:: GIVEN PROBLEM ::
Reproduce every entry that follows word for word, but omit the images.

:: EXERCISE INPUT ::
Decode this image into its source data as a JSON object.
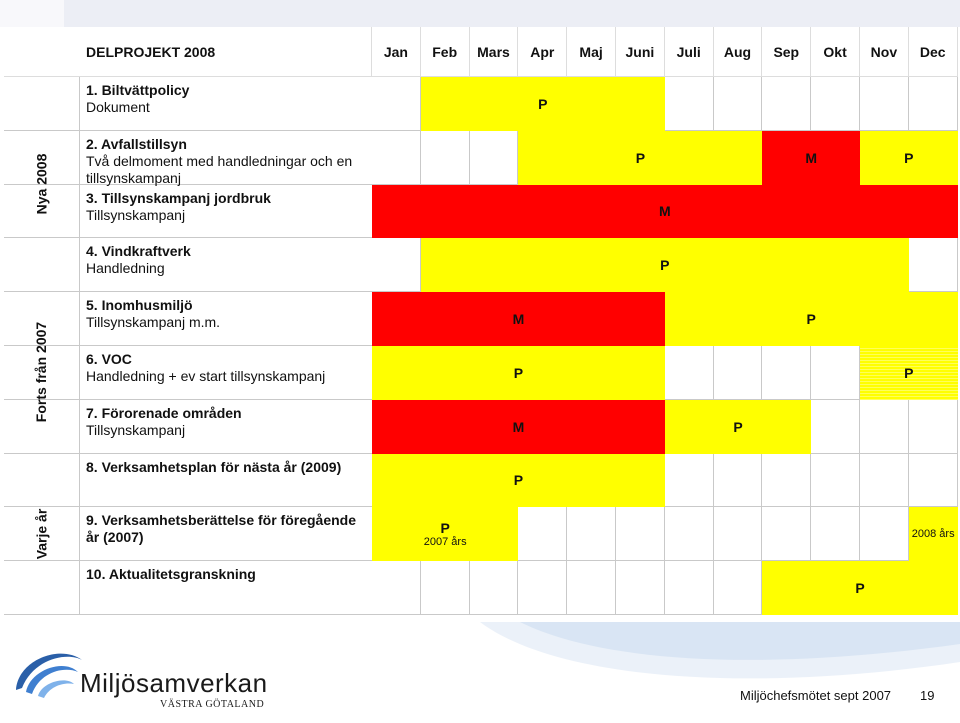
{
  "header": {
    "title": "DELPROJEKT 2008",
    "months": [
      "Jan",
      "Feb",
      "Mars",
      "Apr",
      "Maj",
      "Juni",
      "Juli",
      "Aug",
      "Sep",
      "Okt",
      "Nov",
      "Dec"
    ]
  },
  "groups": [
    {
      "label": "Nya 2008"
    },
    {
      "label": "Forts från 2007"
    },
    {
      "label": "Varje år"
    }
  ],
  "tasks": [
    {
      "name": "1. Biltvättpolicy",
      "desc": "Dokument"
    },
    {
      "name": "2. Avfallstillsyn",
      "desc": "Två delmoment med handledningar och en tillsynskampanj"
    },
    {
      "name": "3. Tillsynskampanj jordbruk",
      "desc": "Tillsynskampanj"
    },
    {
      "name": "4. Vindkraftverk",
      "desc": "Handledning"
    },
    {
      "name": "5. Inomhusmiljö",
      "desc": "Tillsynskampanj m.m."
    },
    {
      "name": "6. VOC",
      "desc": "Handledning + ev start tillsynskampanj"
    },
    {
      "name": "7. Förorenade områden",
      "desc": "Tillsynskampanj"
    },
    {
      "name": "8. Verksamhetsplan för nästa år (2009)",
      "desc": ""
    },
    {
      "name": "9. Verksamhetsberättelse för föregående år (2007)",
      "desc": ""
    },
    {
      "name": "10. Aktualitetsgranskning",
      "desc": ""
    }
  ],
  "bars": [
    {
      "row": 0,
      "start": 1,
      "end": 6,
      "color": "yellow",
      "label": "P",
      "sub": ""
    },
    {
      "row": 1,
      "start": 3,
      "end": 8,
      "color": "yellow",
      "label": "P",
      "sub": ""
    },
    {
      "row": 1,
      "start": 8,
      "end": 10,
      "color": "red",
      "label": "M",
      "sub": ""
    },
    {
      "row": 1,
      "start": 10,
      "end": 12,
      "color": "yellow",
      "label": "P",
      "sub": ""
    },
    {
      "row": 2,
      "start": 0,
      "end": 12,
      "color": "red",
      "label": "M",
      "sub": ""
    },
    {
      "row": 3,
      "start": 1,
      "end": 11,
      "color": "yellow",
      "label": "P",
      "sub": ""
    },
    {
      "row": 4,
      "start": 0,
      "end": 6,
      "color": "red",
      "label": "M",
      "sub": ""
    },
    {
      "row": 4,
      "start": 6,
      "end": 12,
      "color": "yellow",
      "label": "P",
      "sub": ""
    },
    {
      "row": 5,
      "start": 0,
      "end": 6,
      "color": "yellow",
      "label": "P",
      "sub": ""
    },
    {
      "row": 5,
      "start": 10,
      "end": 12,
      "color": "hatch",
      "label": "P",
      "sub": ""
    },
    {
      "row": 6,
      "start": 0,
      "end": 6,
      "color": "red",
      "label": "M",
      "sub": ""
    },
    {
      "row": 6,
      "start": 6,
      "end": 9,
      "color": "yellow",
      "label": "P",
      "sub": ""
    },
    {
      "row": 7,
      "start": 0,
      "end": 6,
      "color": "yellow",
      "label": "P",
      "sub": ""
    },
    {
      "row": 8,
      "start": 0,
      "end": 3,
      "color": "yellow",
      "label": "P",
      "sub": "2007 års"
    },
    {
      "row": 8,
      "start": 11,
      "end": 12,
      "color": "yellow",
      "label": "",
      "sub": "2008 års"
    },
    {
      "row": 9,
      "start": 8,
      "end": 12,
      "color": "yellow",
      "label": "P",
      "sub": ""
    }
  ],
  "colors": {
    "yellow": "#ffff00",
    "red": "#ff0000"
  },
  "footer": {
    "logo_name": "Miljösamverkan",
    "logo_region": "VÄSTRA GÖTALAND",
    "text": "Miljöchefsmötet sept 2007",
    "page": "19"
  }
}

:: OUTPUT FOR THIS TASK ::
Decode this image into its source data as a JSON object.
{
  "header": {
    "title": "DELPROJEKT 2008",
    "months": [
      "Jan",
      "Feb",
      "Mars",
      "Apr",
      "Maj",
      "Juni",
      "Juli",
      "Aug",
      "Sep",
      "Okt",
      "Nov",
      "Dec"
    ]
  },
  "groups": [
    {
      "label": "Nya 2008"
    },
    {
      "label": "Forts från 2007"
    },
    {
      "label": "Varje år"
    }
  ],
  "tasks": [
    {
      "name": "1. Biltvättpolicy",
      "desc": "Dokument"
    },
    {
      "name": "2. Avfallstillsyn",
      "desc": "Två delmoment med handledningar och en tillsynskampanj"
    },
    {
      "name": "3. Tillsynskampanj jordbruk",
      "desc": "Tillsynskampanj"
    },
    {
      "name": "4. Vindkraftverk",
      "desc": "Handledning"
    },
    {
      "name": "5. Inomhusmiljö",
      "desc": "Tillsynskampanj m.m."
    },
    {
      "name": "6. VOC",
      "desc": "Handledning + ev start tillsynskampanj"
    },
    {
      "name": "7. Förorenade områden",
      "desc": "Tillsynskampanj"
    },
    {
      "name": "8. Verksamhetsplan för nästa år (2009)",
      "desc": ""
    },
    {
      "name": "9. Verksamhetsberättelse för föregående år (2007)",
      "desc": ""
    },
    {
      "name": "10. Aktualitetsgranskning",
      "desc": ""
    }
  ],
  "bars": [
    {
      "row": 0,
      "start": 1,
      "end": 6,
      "color": "yellow",
      "label": "P",
      "sub": ""
    },
    {
      "row": 1,
      "start": 3,
      "end": 8,
      "color": "yellow",
      "label": "P",
      "sub": ""
    },
    {
      "row": 1,
      "start": 8,
      "end": 10,
      "color": "red",
      "label": "M",
      "sub": ""
    },
    {
      "row": 1,
      "start": 10,
      "end": 12,
      "color": "yellow",
      "label": "P",
      "sub": ""
    },
    {
      "row": 2,
      "start": 0,
      "end": 12,
      "color": "red",
      "label": "M",
      "sub": ""
    },
    {
      "row": 3,
      "start": 1,
      "end": 11,
      "color": "yellow",
      "label": "P",
      "sub": ""
    },
    {
      "row": 4,
      "start": 0,
      "end": 6,
      "color": "red",
      "label": "M",
      "sub": ""
    },
    {
      "row": 4,
      "start": 6,
      "end": 12,
      "color": "yellow",
      "label": "P",
      "sub": ""
    },
    {
      "row": 5,
      "start": 0,
      "end": 6,
      "color": "yellow",
      "label": "P",
      "sub": ""
    },
    {
      "row": 5,
      "start": 10,
      "end": 12,
      "color": "hatch",
      "label": "P",
      "sub": ""
    },
    {
      "row": 6,
      "start": 0,
      "end": 6,
      "color": "red",
      "label": "M",
      "sub": ""
    },
    {
      "row": 6,
      "start": 6,
      "end": 9,
      "color": "yellow",
      "label": "P",
      "sub": ""
    },
    {
      "row": 7,
      "start": 0,
      "end": 6,
      "color": "yellow",
      "label": "P",
      "sub": ""
    },
    {
      "row": 8,
      "start": 0,
      "end": 3,
      "color": "yellow",
      "label": "P",
      "sub": "2007 års"
    },
    {
      "row": 8,
      "start": 11,
      "end": 12,
      "color": "yellow",
      "label": "",
      "sub": "2008 års"
    },
    {
      "row": 9,
      "start": 8,
      "end": 12,
      "color": "yellow",
      "label": "P",
      "sub": ""
    }
  ],
  "colors": {
    "yellow": "#ffff00",
    "red": "#ff0000"
  },
  "footer": {
    "logo_name": "Miljösamverkan",
    "logo_region": "VÄSTRA GÖTALAND",
    "text": "Miljöchefsmötet sept 2007",
    "page": "19"
  }
}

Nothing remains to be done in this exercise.